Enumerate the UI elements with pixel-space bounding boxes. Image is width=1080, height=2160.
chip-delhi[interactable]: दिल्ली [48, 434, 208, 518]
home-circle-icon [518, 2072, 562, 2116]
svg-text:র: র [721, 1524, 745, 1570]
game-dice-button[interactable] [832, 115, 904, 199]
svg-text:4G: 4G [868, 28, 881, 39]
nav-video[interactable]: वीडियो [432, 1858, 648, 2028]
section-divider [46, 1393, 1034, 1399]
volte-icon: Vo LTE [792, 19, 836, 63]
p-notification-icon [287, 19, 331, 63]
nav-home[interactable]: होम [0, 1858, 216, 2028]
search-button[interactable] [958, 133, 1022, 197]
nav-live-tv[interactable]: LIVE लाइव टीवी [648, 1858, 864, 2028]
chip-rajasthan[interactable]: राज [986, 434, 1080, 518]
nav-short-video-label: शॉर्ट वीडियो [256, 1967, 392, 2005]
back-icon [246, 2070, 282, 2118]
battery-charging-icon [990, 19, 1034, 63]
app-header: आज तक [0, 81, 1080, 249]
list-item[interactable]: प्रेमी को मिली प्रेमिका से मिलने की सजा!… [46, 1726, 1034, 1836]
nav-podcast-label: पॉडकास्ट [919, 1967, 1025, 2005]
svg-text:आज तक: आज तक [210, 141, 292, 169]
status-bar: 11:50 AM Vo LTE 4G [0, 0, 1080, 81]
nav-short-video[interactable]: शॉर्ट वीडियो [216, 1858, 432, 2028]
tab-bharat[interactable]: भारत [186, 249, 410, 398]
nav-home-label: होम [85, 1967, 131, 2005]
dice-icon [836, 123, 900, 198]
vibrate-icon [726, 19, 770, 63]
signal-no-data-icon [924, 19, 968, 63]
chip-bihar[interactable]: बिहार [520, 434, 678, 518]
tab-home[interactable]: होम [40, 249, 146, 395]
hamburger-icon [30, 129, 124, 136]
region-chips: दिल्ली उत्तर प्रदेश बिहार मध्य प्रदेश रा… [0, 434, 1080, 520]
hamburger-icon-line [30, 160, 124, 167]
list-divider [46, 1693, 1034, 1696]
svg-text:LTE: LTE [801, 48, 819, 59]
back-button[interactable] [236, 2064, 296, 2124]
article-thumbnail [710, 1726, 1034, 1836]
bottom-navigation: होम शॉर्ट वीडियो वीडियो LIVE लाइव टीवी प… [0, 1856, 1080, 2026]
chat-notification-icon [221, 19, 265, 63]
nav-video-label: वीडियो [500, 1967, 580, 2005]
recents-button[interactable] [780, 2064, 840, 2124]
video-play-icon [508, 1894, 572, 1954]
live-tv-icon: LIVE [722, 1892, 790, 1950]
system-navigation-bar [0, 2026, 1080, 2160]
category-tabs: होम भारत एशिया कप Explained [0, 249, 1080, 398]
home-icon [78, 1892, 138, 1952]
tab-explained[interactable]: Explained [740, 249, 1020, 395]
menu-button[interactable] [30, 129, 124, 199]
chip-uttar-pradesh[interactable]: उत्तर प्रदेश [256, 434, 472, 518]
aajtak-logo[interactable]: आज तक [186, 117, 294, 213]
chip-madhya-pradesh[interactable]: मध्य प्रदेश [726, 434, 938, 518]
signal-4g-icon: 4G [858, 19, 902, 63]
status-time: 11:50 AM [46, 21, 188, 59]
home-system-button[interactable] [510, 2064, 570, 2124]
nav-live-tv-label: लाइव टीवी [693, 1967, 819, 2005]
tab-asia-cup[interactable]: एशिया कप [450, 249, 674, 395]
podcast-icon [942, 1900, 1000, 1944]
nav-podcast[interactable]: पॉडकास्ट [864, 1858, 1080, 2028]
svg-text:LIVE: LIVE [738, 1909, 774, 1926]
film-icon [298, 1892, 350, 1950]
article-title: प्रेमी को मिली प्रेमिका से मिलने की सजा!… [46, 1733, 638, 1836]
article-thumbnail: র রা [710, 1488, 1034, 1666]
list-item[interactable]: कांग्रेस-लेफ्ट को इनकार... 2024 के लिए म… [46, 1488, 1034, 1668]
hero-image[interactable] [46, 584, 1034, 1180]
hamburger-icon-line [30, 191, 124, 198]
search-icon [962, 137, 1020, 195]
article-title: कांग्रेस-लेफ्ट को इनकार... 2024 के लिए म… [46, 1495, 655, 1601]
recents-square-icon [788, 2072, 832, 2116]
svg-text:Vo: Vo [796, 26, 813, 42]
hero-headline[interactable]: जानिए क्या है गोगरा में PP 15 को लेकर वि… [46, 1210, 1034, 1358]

Aim: Reproduce every line of the records above without changing a single character, keeping them in their original order.

Final result:
Enumerate the UI elements with pixel-space bounding boxes. Image is width=1080, height=2160.
chip-delhi[interactable]: दिल्ली [48, 434, 208, 518]
home-circle-icon [518, 2072, 562, 2116]
svg-text:র: র [721, 1524, 745, 1570]
game-dice-button[interactable] [832, 115, 904, 199]
svg-text:4G: 4G [868, 28, 881, 39]
nav-video[interactable]: वीडियो [432, 1858, 648, 2028]
section-divider [46, 1393, 1034, 1399]
volte-icon: Vo LTE [792, 19, 836, 63]
p-notification-icon [287, 19, 331, 63]
nav-home[interactable]: होम [0, 1858, 216, 2028]
search-button[interactable] [958, 133, 1022, 197]
nav-live-tv[interactable]: LIVE लाइव टीवी [648, 1858, 864, 2028]
chip-rajasthan[interactable]: राज [986, 434, 1080, 518]
nav-short-video-label: शॉर्ट वीडियो [256, 1967, 392, 2005]
back-icon [246, 2070, 282, 2118]
battery-charging-icon [990, 19, 1034, 63]
app-header: आज तक [0, 81, 1080, 249]
list-item[interactable]: प्रेमी को मिली प्रेमिका से मिलने की सजा!… [46, 1726, 1034, 1836]
nav-podcast-label: पॉडकास्ट [919, 1967, 1025, 2005]
svg-text:आज तक: आज तक [210, 141, 292, 169]
status-bar: 11:50 AM Vo LTE 4G [0, 0, 1080, 81]
nav-short-video[interactable]: शॉर्ट वीडियो [216, 1858, 432, 2028]
tab-bharat[interactable]: भारत [186, 249, 410, 398]
nav-home-label: होम [85, 1967, 131, 2005]
dice-icon [836, 123, 900, 198]
vibrate-icon [726, 19, 770, 63]
signal-no-data-icon [924, 19, 968, 63]
chip-bihar[interactable]: बिहार [520, 434, 678, 518]
tab-home[interactable]: होम [40, 249, 146, 395]
hamburger-icon [30, 129, 124, 136]
region-chips: दिल्ली उत्तर प्रदेश बिहार मध्य प्रदेश रा… [0, 434, 1080, 520]
hamburger-icon-line [30, 160, 124, 167]
list-divider [46, 1693, 1034, 1696]
svg-text:LTE: LTE [801, 48, 819, 59]
back-button[interactable] [236, 2064, 296, 2124]
article-thumbnail [710, 1726, 1034, 1836]
bottom-navigation: होम शॉर्ट वीडियो वीडियो LIVE लाइव टीवी प… [0, 1856, 1080, 2026]
chat-notification-icon [221, 19, 265, 63]
nav-video-label: वीडियो [500, 1967, 580, 2005]
recents-button[interactable] [780, 2064, 840, 2124]
video-play-icon [508, 1894, 572, 1954]
live-tv-icon: LIVE [722, 1892, 790, 1950]
system-navigation-bar [0, 2026, 1080, 2160]
category-tabs: होम भारत एशिया कप Explained [0, 249, 1080, 398]
home-icon [78, 1892, 138, 1952]
tab-explained[interactable]: Explained [740, 249, 1020, 395]
menu-button[interactable] [30, 129, 124, 199]
chip-uttar-pradesh[interactable]: उत्तर प्रदेश [256, 434, 472, 518]
aajtak-logo[interactable]: आज तक [186, 117, 294, 213]
chip-madhya-pradesh[interactable]: मध्य प्रदेश [726, 434, 938, 518]
signal-4g-icon: 4G [858, 19, 902, 63]
status-time: 11:50 AM [46, 21, 188, 59]
home-system-button[interactable] [510, 2064, 570, 2124]
nav-live-tv-label: लाइव टीवी [693, 1967, 819, 2005]
tab-asia-cup[interactable]: एशिया कप [450, 249, 674, 395]
podcast-icon [942, 1900, 1000, 1944]
nav-podcast[interactable]: पॉडकास्ट [864, 1858, 1080, 2028]
svg-text:LIVE: LIVE [738, 1909, 774, 1926]
film-icon [298, 1892, 350, 1950]
article-title: प्रेमी को मिली प्रेमिका से मिलने की सजा!… [46, 1733, 638, 1836]
article-thumbnail: র রা [710, 1488, 1034, 1666]
list-item[interactable]: कांग्रेस-लेफ्ट को इनकार... 2024 के लिए म… [46, 1488, 1034, 1668]
hero-image[interactable] [46, 584, 1034, 1180]
hamburger-icon-line [30, 191, 124, 198]
search-icon [962, 137, 1020, 195]
article-title: कांग्रेस-लेफ्ट को इनकार... 2024 के लिए म… [46, 1495, 655, 1601]
recents-square-icon [788, 2072, 832, 2116]
svg-text:Vo: Vo [796, 26, 813, 42]
hero-headline[interactable]: जानिए क्या है गोगरा में PP 15 को लेकर वि… [46, 1210, 1034, 1358]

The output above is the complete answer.